**Exercise objective**
Lines containing the string "marker" are to be counted. Write only how many there are.

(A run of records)
════════
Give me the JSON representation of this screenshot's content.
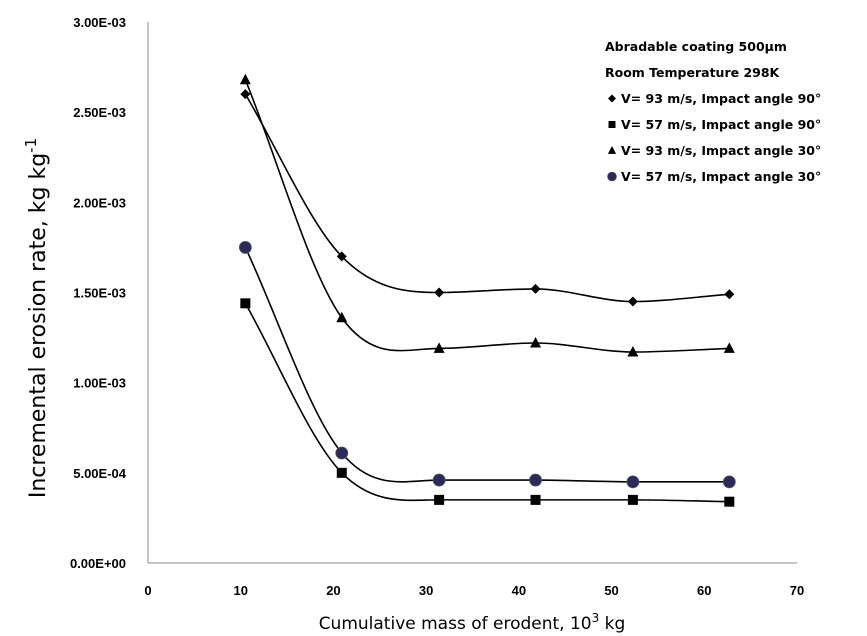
{
  "chart_data": {
    "type": "scatter",
    "title": "",
    "xlabel": "Cumulative mass of erodent, 10",
    "xlabel_sup": "3",
    "xlabel_tail": " kg",
    "ylabel": "Incremental erosion rate, kg kg",
    "ylabel_sup": "-1",
    "xlim": [
      0,
      70
    ],
    "ylim": [
      0,
      0.003
    ],
    "x_ticks": [
      "0",
      "10",
      "20",
      "30",
      "40",
      "50",
      "60",
      "70"
    ],
    "y_ticks": [
      "0.00E+00",
      "5.00E-04",
      "1.00E-03",
      "1.50E-03",
      "2.00E-03",
      "2.50E-03",
      "3.00E-03"
    ],
    "grid": false,
    "legend_position": "top-right",
    "legend_header": [
      "Abradable coating 500µm",
      "Room Temperature 298K"
    ],
    "series": [
      {
        "name": "V= 93 m/s, Impact angle 90°",
        "marker": "diamond",
        "color": "#000000",
        "x": [
          10.5,
          20.9,
          31.4,
          41.8,
          52.3,
          62.7
        ],
        "y": [
          0.0026,
          0.0017,
          0.0015,
          0.00152,
          0.00145,
          0.00149
        ]
      },
      {
        "name": "V= 57 m/s, Impact angle 90°",
        "marker": "square",
        "color": "#000000",
        "x": [
          10.5,
          20.9,
          31.4,
          41.8,
          52.3,
          62.7
        ],
        "y": [
          0.00144,
          0.0005,
          0.00035,
          0.00035,
          0.00035,
          0.00034
        ]
      },
      {
        "name": "V= 93 m/s, Impact angle 30°",
        "marker": "triangle",
        "color": "#000000",
        "x": [
          10.5,
          20.9,
          31.4,
          41.8,
          52.3,
          62.7
        ],
        "y": [
          0.00268,
          0.00136,
          0.00119,
          0.00122,
          0.00117,
          0.00119
        ]
      },
      {
        "name": "V= 57 m/s, Impact angle 30°",
        "marker": "circle",
        "color": "#2b2a5c",
        "x": [
          10.5,
          20.9,
          31.4,
          41.8,
          52.3,
          62.7
        ],
        "y": [
          0.00175,
          0.00061,
          0.00046,
          0.00046,
          0.00045,
          0.00045
        ]
      }
    ]
  }
}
════════
**Final answer**
4